▶ **Exercise inputs**
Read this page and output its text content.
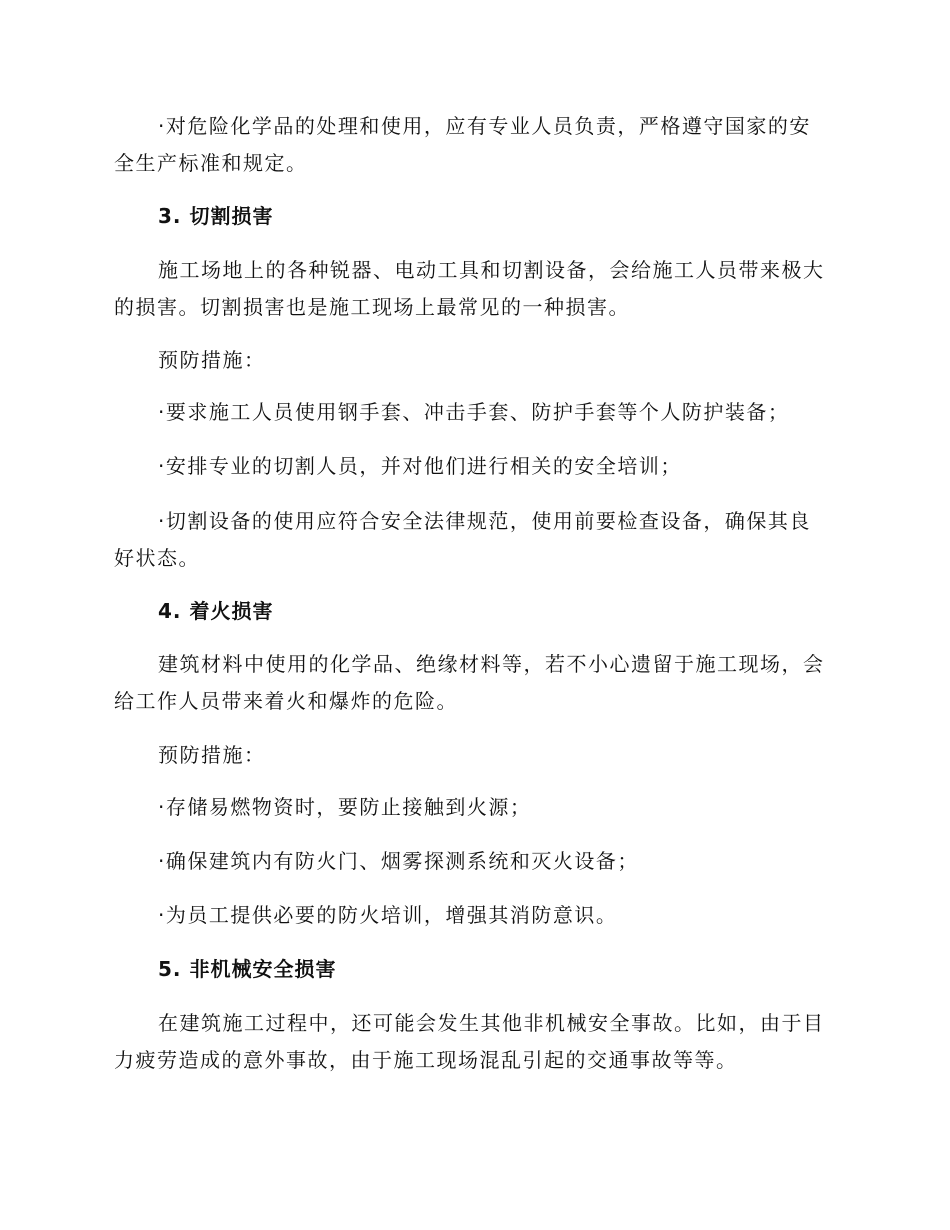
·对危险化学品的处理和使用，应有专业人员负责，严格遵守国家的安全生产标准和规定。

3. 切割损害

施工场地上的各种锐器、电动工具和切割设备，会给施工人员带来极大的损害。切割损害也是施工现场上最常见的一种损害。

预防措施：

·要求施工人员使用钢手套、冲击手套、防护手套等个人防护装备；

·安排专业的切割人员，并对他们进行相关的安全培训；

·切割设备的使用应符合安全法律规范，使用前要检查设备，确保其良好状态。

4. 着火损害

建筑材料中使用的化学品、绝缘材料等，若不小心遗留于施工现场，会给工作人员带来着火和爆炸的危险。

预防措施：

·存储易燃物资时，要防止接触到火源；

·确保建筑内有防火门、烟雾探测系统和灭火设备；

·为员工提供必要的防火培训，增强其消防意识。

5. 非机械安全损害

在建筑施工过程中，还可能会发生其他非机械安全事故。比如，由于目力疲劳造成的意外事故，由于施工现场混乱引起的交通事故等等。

* * *

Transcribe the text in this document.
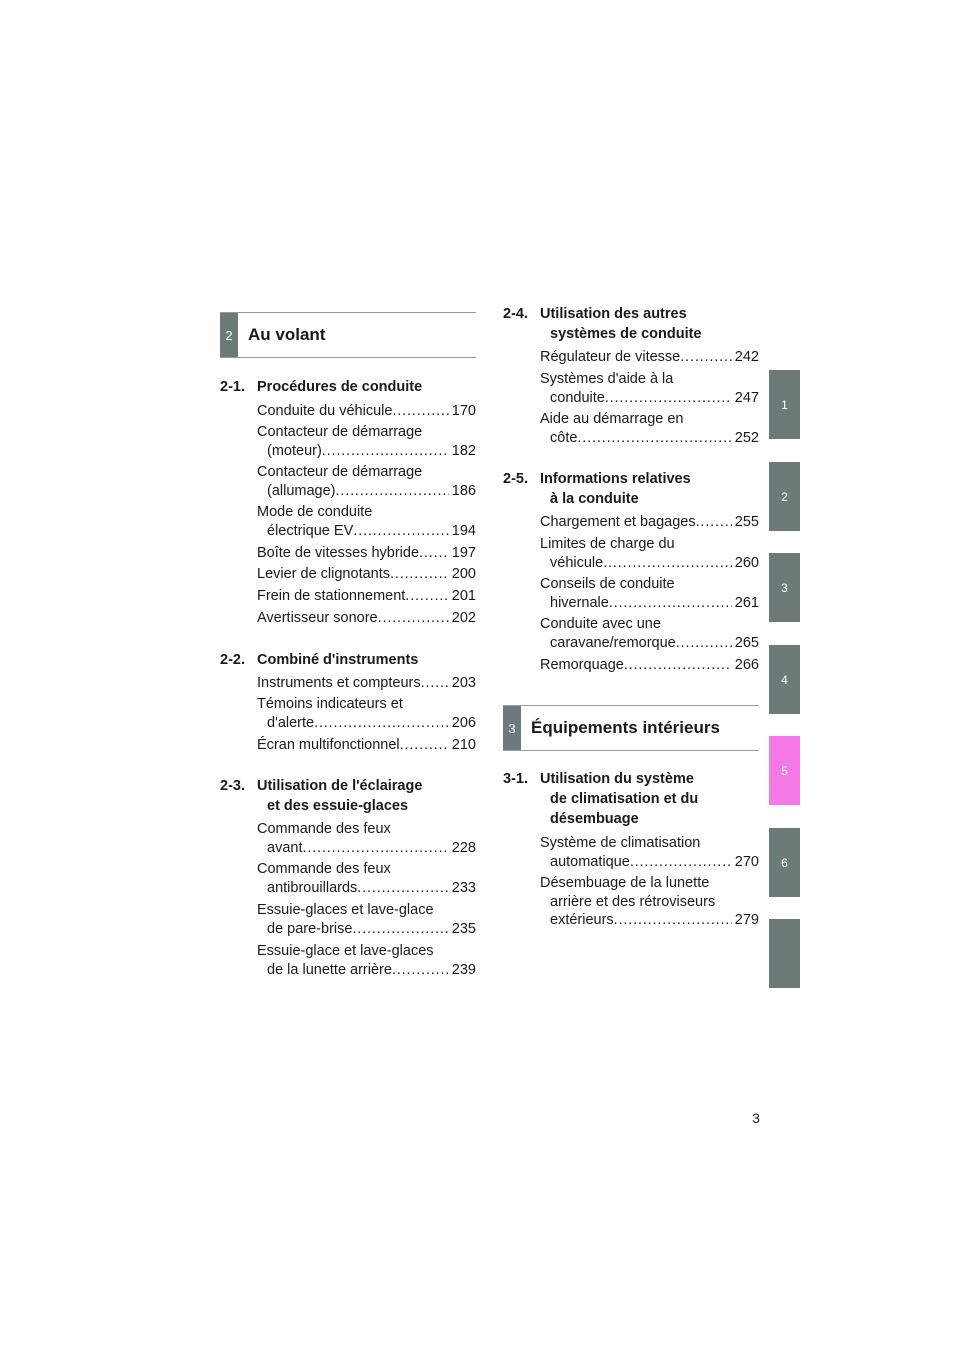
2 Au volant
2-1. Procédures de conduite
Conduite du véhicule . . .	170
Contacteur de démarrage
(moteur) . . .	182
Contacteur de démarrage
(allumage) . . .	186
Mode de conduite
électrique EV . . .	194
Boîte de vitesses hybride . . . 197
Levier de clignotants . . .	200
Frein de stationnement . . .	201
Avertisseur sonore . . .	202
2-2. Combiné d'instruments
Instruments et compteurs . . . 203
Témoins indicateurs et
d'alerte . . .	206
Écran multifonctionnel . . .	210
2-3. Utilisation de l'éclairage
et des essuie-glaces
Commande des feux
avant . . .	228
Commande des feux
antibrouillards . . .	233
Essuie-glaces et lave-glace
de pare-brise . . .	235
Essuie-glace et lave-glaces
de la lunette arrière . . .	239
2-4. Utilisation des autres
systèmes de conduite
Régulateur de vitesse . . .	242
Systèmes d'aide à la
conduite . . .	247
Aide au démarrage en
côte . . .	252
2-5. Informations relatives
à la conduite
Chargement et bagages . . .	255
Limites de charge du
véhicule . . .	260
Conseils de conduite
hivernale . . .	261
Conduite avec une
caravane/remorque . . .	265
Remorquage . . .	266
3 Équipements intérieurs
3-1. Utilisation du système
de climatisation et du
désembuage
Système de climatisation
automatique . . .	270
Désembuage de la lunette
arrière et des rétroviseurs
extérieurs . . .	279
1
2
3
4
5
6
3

▶ **What the task requires**
Copy out all lines where the word "climatisation" appears.

▶ **Completed exercise**
de climatisation et du
Système de climatisation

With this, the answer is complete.